Write out every one of the items below line for line, without changing anything.

>> Begin DATASET EXCERPTS

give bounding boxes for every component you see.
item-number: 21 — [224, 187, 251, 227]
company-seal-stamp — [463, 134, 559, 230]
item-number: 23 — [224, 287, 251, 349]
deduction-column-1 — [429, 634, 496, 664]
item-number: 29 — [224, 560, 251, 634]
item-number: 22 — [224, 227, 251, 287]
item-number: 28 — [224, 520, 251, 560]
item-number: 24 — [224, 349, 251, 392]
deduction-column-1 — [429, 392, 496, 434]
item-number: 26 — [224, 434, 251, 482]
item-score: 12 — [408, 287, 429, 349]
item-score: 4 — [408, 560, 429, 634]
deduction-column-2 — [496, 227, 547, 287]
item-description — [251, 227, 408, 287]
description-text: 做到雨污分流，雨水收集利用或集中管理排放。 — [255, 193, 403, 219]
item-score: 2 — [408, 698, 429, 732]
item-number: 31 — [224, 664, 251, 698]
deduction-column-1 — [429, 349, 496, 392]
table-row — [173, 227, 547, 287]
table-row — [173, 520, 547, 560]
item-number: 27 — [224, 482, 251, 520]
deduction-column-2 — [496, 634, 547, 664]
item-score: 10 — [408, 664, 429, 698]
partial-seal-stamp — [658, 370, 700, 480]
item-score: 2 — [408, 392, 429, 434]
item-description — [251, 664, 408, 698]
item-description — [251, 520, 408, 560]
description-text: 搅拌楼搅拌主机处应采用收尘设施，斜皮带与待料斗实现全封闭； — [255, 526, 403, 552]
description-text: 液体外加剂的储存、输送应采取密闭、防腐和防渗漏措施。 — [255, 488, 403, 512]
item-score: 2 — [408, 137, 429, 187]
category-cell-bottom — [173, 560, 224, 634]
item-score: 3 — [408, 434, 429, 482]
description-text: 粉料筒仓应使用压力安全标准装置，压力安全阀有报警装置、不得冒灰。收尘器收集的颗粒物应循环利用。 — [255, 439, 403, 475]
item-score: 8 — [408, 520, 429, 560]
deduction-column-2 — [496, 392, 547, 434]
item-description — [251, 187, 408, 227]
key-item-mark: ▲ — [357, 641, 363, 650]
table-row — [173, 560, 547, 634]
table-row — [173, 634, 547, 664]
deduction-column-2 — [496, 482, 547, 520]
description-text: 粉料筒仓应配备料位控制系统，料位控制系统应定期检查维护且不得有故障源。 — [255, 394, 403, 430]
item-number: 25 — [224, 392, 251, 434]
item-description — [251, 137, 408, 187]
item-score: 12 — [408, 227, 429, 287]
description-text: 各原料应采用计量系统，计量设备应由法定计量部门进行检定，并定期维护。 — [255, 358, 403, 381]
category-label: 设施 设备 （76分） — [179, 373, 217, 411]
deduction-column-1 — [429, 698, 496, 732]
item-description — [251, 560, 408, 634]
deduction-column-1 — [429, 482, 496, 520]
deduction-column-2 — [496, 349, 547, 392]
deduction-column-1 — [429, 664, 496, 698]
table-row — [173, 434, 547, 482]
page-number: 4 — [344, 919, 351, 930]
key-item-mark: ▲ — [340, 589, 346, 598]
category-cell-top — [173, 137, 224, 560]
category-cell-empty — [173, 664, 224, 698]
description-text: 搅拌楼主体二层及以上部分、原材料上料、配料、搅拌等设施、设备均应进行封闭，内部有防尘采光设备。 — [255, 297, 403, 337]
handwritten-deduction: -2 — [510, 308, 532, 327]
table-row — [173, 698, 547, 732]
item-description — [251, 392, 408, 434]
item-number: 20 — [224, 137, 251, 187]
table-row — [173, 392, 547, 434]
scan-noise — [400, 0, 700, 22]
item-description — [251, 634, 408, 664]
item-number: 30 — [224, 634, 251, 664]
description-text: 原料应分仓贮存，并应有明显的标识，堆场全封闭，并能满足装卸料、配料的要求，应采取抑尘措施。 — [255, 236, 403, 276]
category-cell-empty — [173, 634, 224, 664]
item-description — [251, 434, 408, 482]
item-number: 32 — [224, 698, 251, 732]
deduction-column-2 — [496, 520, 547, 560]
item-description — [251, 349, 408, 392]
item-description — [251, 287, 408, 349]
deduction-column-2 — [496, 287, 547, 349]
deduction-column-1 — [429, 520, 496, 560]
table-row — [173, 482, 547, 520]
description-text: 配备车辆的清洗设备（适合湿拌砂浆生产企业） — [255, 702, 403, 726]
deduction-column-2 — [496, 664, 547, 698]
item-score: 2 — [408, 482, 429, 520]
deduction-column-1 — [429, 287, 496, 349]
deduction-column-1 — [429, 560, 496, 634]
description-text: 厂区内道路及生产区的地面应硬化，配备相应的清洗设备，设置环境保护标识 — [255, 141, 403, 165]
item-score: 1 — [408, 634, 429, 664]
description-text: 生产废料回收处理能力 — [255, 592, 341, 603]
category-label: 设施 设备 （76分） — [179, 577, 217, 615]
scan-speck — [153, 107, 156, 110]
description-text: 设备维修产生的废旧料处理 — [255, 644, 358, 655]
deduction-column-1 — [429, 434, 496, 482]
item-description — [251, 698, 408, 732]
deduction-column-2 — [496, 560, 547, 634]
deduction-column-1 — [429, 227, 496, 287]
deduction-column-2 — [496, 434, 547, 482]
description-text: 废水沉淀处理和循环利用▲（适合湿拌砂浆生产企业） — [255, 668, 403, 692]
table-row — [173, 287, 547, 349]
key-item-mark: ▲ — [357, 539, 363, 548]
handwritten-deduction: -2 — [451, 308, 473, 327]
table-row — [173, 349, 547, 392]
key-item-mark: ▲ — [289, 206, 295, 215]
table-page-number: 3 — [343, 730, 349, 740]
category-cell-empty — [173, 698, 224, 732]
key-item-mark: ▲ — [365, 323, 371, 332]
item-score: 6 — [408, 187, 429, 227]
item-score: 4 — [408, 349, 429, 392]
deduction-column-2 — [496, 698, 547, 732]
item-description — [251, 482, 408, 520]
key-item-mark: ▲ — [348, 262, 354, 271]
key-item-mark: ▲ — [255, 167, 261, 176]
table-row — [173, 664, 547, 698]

>> End DATASET EXCERPTS

## EXERCISE RESPONSE
give bounding boxes for every component you see.
item-number: 21 — [224, 187, 251, 227]
company-seal-stamp — [463, 134, 559, 230]
item-number: 23 — [224, 287, 251, 349]
deduction-column-1 — [429, 634, 496, 664]
item-number: 29 — [224, 560, 251, 634]
item-number: 22 — [224, 227, 251, 287]
item-number: 28 — [224, 520, 251, 560]
item-number: 24 — [224, 349, 251, 392]
deduction-column-1 — [429, 392, 496, 434]
item-number: 26 — [224, 434, 251, 482]
item-score: 12 — [408, 287, 429, 349]
item-score: 4 — [408, 560, 429, 634]
deduction-column-2 — [496, 227, 547, 287]
item-description — [251, 227, 408, 287]
description-text: 做到雨污分流，雨水收集利用或集中管理排放。 — [255, 193, 403, 219]
item-score: 2 — [408, 698, 429, 732]
item-number: 31 — [224, 664, 251, 698]
deduction-column-1 — [429, 349, 496, 392]
table-row — [173, 227, 547, 287]
table-row — [173, 520, 547, 560]
item-number: 27 — [224, 482, 251, 520]
deduction-column-2 — [496, 634, 547, 664]
item-score: 10 — [408, 664, 429, 698]
partial-seal-stamp — [658, 370, 700, 480]
item-score: 2 — [408, 392, 429, 434]
item-description — [251, 664, 408, 698]
item-description — [251, 520, 408, 560]
description-text: 搅拌楼搅拌主机处应采用收尘设施，斜皮带与待料斗实现全封闭； — [255, 526, 403, 552]
description-text: 液体外加剂的储存、输送应采取密闭、防腐和防渗漏措施。 — [255, 488, 403, 512]
item-score: 2 — [408, 137, 429, 187]
category-cell-bottom — [173, 560, 224, 634]
item-score: 3 — [408, 434, 429, 482]
description-text: 粉料筒仓应使用压力安全标准装置，压力安全阀有报警装置、不得冒灰。收尘器收集的颗粒物应循环利用。 — [255, 439, 403, 475]
item-score: 8 — [408, 520, 429, 560]
deduction-column-2 — [496, 392, 547, 434]
item-description — [251, 187, 408, 227]
key-item-mark: ▲ — [357, 641, 363, 650]
table-row — [173, 560, 547, 634]
table-row — [173, 634, 547, 664]
deduction-column-2 — [496, 482, 547, 520]
description-text: 粉料筒仓应配备料位控制系统，料位控制系统应定期检查维护且不得有故障源。 — [255, 394, 403, 430]
item-number: 25 — [224, 392, 251, 434]
item-description — [251, 137, 408, 187]
item-score: 12 — [408, 227, 429, 287]
description-text: 各原料应采用计量系统，计量设备应由法定计量部门进行检定，并定期维护。 — [255, 358, 403, 381]
category-label: 设施 设备 （76分） — [179, 373, 217, 411]
deduction-column-1 — [429, 698, 496, 732]
item-description — [251, 560, 408, 634]
deduction-column-1 — [429, 482, 496, 520]
deduction-column-2 — [496, 349, 547, 392]
deduction-column-1 — [429, 664, 496, 698]
table-row — [173, 434, 547, 482]
page-number: 4 — [344, 919, 351, 930]
key-item-mark: ▲ — [340, 589, 346, 598]
category-cell-top — [173, 137, 224, 560]
category-cell-empty — [173, 664, 224, 698]
description-text: 搅拌楼主体二层及以上部分、原材料上料、配料、搅拌等设施、设备均应进行封闭，内部有防尘采光设备。 — [255, 297, 403, 337]
handwritten-deduction: -2 — [510, 308, 532, 327]
table-row — [173, 698, 547, 732]
item-description — [251, 392, 408, 434]
item-number: 20 — [224, 137, 251, 187]
table-row — [173, 392, 547, 434]
scan-noise — [400, 0, 700, 22]
item-description — [251, 634, 408, 664]
item-number: 30 — [224, 634, 251, 664]
description-text: 原料应分仓贮存，并应有明显的标识，堆场全封闭，并能满足装卸料、配料的要求，应采取抑尘措施。 — [255, 236, 403, 276]
category-cell-empty — [173, 634, 224, 664]
item-description — [251, 434, 408, 482]
item-number: 32 — [224, 698, 251, 732]
deduction-column-2 — [496, 520, 547, 560]
item-description — [251, 349, 408, 392]
item-description — [251, 287, 408, 349]
deduction-column-2 — [496, 287, 547, 349]
deduction-column-1 — [429, 520, 496, 560]
table-row — [173, 482, 547, 520]
description-text: 配备车辆的清洗设备（适合湿拌砂浆生产企业） — [255, 702, 403, 726]
deduction-column-2 — [496, 664, 547, 698]
item-score: 2 — [408, 482, 429, 520]
deduction-column-1 — [429, 287, 496, 349]
deduction-column-1 — [429, 560, 496, 634]
description-text: 厂区内道路及生产区的地面应硬化，配备相应的清洗设备，设置环境保护标识 — [255, 141, 403, 165]
item-score: 1 — [408, 634, 429, 664]
description-text: 生产废料回收处理能力 — [255, 592, 341, 603]
category-label: 设施 设备 （76分） — [179, 577, 217, 615]
scan-speck — [153, 107, 156, 110]
description-text: 设备维修产生的废旧料处理 — [255, 644, 358, 655]
deduction-column-1 — [429, 434, 496, 482]
item-description — [251, 698, 408, 732]
deduction-column-2 — [496, 560, 547, 634]
deduction-column-1 — [429, 227, 496, 287]
deduction-column-2 — [496, 434, 547, 482]
description-text: 废水沉淀处理和循环利用▲（适合湿拌砂浆生产企业） — [255, 668, 403, 692]
table-row — [173, 287, 547, 349]
key-item-mark: ▲ — [357, 539, 363, 548]
handwritten-deduction: -2 — [451, 308, 473, 327]
table-row — [173, 349, 547, 392]
key-item-mark: ▲ — [289, 206, 295, 215]
table-page-number: 3 — [343, 730, 349, 740]
category-cell-empty — [173, 698, 224, 732]
key-item-mark: ▲ — [365, 323, 371, 332]
item-score: 6 — [408, 187, 429, 227]
item-score: 4 — [408, 349, 429, 392]
deduction-column-2 — [496, 698, 547, 732]
item-description — [251, 482, 408, 520]
key-item-mark: ▲ — [348, 262, 354, 271]
key-item-mark: ▲ — [255, 167, 261, 176]
table-row — [173, 664, 547, 698]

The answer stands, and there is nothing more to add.